# Aim of the exercise:
Copy out the records from the start through the line that contains "app-window: Search Favorites", inclusive, without changing anything.

────────

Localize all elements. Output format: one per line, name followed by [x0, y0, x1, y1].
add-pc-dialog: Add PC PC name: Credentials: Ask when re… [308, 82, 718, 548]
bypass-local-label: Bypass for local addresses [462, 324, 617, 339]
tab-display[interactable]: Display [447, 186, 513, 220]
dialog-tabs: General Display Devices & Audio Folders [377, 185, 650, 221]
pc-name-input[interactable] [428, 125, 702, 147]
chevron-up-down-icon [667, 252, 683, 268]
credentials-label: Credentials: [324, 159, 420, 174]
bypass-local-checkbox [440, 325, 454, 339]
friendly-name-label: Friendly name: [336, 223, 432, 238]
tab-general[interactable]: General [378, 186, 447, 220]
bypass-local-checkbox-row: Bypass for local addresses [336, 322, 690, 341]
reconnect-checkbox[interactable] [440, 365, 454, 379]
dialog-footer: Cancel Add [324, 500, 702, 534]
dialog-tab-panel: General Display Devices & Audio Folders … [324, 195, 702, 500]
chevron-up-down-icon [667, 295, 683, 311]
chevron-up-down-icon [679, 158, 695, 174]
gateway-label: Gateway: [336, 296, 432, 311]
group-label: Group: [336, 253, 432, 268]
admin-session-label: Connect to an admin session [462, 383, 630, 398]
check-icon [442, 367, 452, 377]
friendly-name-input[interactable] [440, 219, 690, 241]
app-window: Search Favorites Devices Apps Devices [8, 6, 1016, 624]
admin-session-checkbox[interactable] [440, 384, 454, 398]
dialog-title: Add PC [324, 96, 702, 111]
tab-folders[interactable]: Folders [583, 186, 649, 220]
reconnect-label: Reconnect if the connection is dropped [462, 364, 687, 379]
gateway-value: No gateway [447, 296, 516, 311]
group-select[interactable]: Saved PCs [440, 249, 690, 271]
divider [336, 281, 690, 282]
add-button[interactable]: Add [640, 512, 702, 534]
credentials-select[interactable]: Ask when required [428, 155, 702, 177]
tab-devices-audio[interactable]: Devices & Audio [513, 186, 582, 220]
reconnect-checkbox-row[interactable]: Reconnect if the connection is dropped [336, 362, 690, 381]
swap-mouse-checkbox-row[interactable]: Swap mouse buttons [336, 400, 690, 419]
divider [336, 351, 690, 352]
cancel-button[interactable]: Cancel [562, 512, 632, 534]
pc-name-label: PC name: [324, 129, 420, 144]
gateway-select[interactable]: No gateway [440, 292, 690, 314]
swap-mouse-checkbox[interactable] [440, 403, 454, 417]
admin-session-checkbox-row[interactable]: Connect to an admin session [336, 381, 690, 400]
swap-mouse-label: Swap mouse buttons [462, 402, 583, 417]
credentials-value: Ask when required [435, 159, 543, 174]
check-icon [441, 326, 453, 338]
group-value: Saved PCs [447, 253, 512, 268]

────────

# Final result:
Localize all elements. Output format: one per line, name followed by [x0, y0, x1, y1].
add-pc-dialog: Add PC PC name: Credentials: Ask when re… [308, 82, 718, 548]
bypass-local-label: Bypass for local addresses [462, 324, 617, 339]
tab-display[interactable]: Display [447, 186, 513, 220]
dialog-tabs: General Display Devices & Audio Folders [377, 185, 650, 221]
pc-name-input[interactable] [428, 125, 702, 147]
chevron-up-down-icon [667, 252, 683, 268]
credentials-label: Credentials: [324, 159, 420, 174]
bypass-local-checkbox [440, 325, 454, 339]
friendly-name-label: Friendly name: [336, 223, 432, 238]
tab-general[interactable]: General [378, 186, 447, 220]
bypass-local-checkbox-row: Bypass for local addresses [336, 322, 690, 341]
reconnect-checkbox[interactable] [440, 365, 454, 379]
dialog-footer: Cancel Add [324, 500, 702, 534]
dialog-tab-panel: General Display Devices & Audio Folders … [324, 195, 702, 500]
chevron-up-down-icon [667, 295, 683, 311]
chevron-up-down-icon [679, 158, 695, 174]
gateway-label: Gateway: [336, 296, 432, 311]
group-label: Group: [336, 253, 432, 268]
admin-session-label: Connect to an admin session [462, 383, 630, 398]
check-icon [442, 367, 452, 377]
friendly-name-input[interactable] [440, 219, 690, 241]
app-window: Search Favorites Devices Apps Devices [8, 6, 1016, 624]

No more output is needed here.